======== EXCERPTED RECORDS ========

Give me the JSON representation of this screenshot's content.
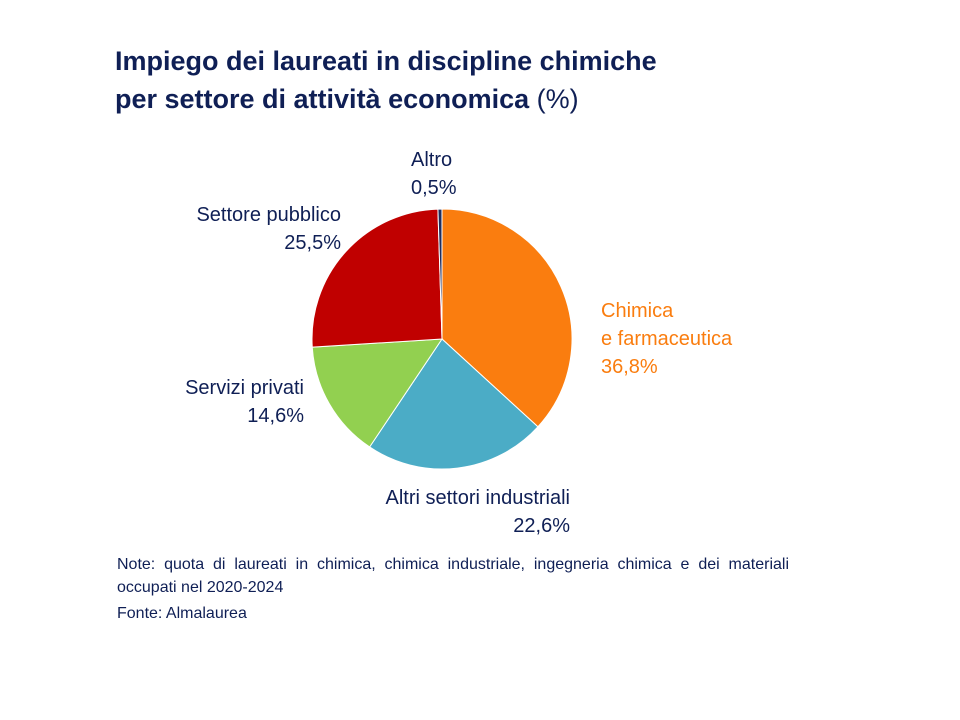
{
  "title": {
    "line1": "Impiego dei laureati in discipline chimiche",
    "line2": "per settore di attività economica",
    "unit": "(%)"
  },
  "chart_data": {
    "type": "pie",
    "start": "12 o'clock, clockwise",
    "slices": [
      {
        "name": "Chimica e farmaceutica",
        "label_lines": [
          "Chimica",
          "e farmaceutica"
        ],
        "value": 36.8,
        "value_label": "36,8%",
        "color": "#fa7d0f",
        "label_color": "#fa7d0f"
      },
      {
        "name": "Altri settori industriali",
        "label_lines": [
          "Altri settori industriali"
        ],
        "value": 22.6,
        "value_label": "22,6%",
        "color": "#4bacc6",
        "label_color": "#0f1f55"
      },
      {
        "name": "Servizi privati",
        "label_lines": [
          "Servizi privati"
        ],
        "value": 14.6,
        "value_label": "14,6%",
        "color": "#92d050",
        "label_color": "#0f1f55"
      },
      {
        "name": "Settore pubblico",
        "label_lines": [
          "Settore pubblico"
        ],
        "value": 25.5,
        "value_label": "25,5%",
        "color": "#c00000",
        "label_color": "#0f1f55"
      },
      {
        "name": "Altro",
        "label_lines": [
          "Altro"
        ],
        "value": 0.5,
        "value_label": "0,5%",
        "color": "#1f2d5c",
        "label_color": "#0f1f55"
      }
    ]
  },
  "note": "Note: quota di laureati in chimica, chimica industriale, ingegneria chimica e dei materiali occupati nel 2020-2024",
  "source": "Fonte: Almalaurea"
}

========

**GOAL**: Transcribe the whole listing exactly. Pictures stay out of your copy.

**RESULT OF THE TASK**:
Give me the JSON representation of this screenshot's content.
{
  "title": {
    "line1": "Impiego dei laureati in discipline chimiche",
    "line2": "per settore di attività economica",
    "unit": "(%)"
  },
  "chart_data": {
    "type": "pie",
    "start": "12 o'clock, clockwise",
    "slices": [
      {
        "name": "Chimica e farmaceutica",
        "label_lines": [
          "Chimica",
          "e farmaceutica"
        ],
        "value": 36.8,
        "value_label": "36,8%",
        "color": "#fa7d0f",
        "label_color": "#fa7d0f"
      },
      {
        "name": "Altri settori industriali",
        "label_lines": [
          "Altri settori industriali"
        ],
        "value": 22.6,
        "value_label": "22,6%",
        "color": "#4bacc6",
        "label_color": "#0f1f55"
      },
      {
        "name": "Servizi privati",
        "label_lines": [
          "Servizi privati"
        ],
        "value": 14.6,
        "value_label": "14,6%",
        "color": "#92d050",
        "label_color": "#0f1f55"
      },
      {
        "name": "Settore pubblico",
        "label_lines": [
          "Settore pubblico"
        ],
        "value": 25.5,
        "value_label": "25,5%",
        "color": "#c00000",
        "label_color": "#0f1f55"
      },
      {
        "name": "Altro",
        "label_lines": [
          "Altro"
        ],
        "value": 0.5,
        "value_label": "0,5%",
        "color": "#1f2d5c",
        "label_color": "#0f1f55"
      }
    ]
  },
  "note": "Note: quota di laureati in chimica, chimica industriale, ingegneria chimica e dei materiali occupati nel 2020-2024",
  "source": "Fonte: Almalaurea"
}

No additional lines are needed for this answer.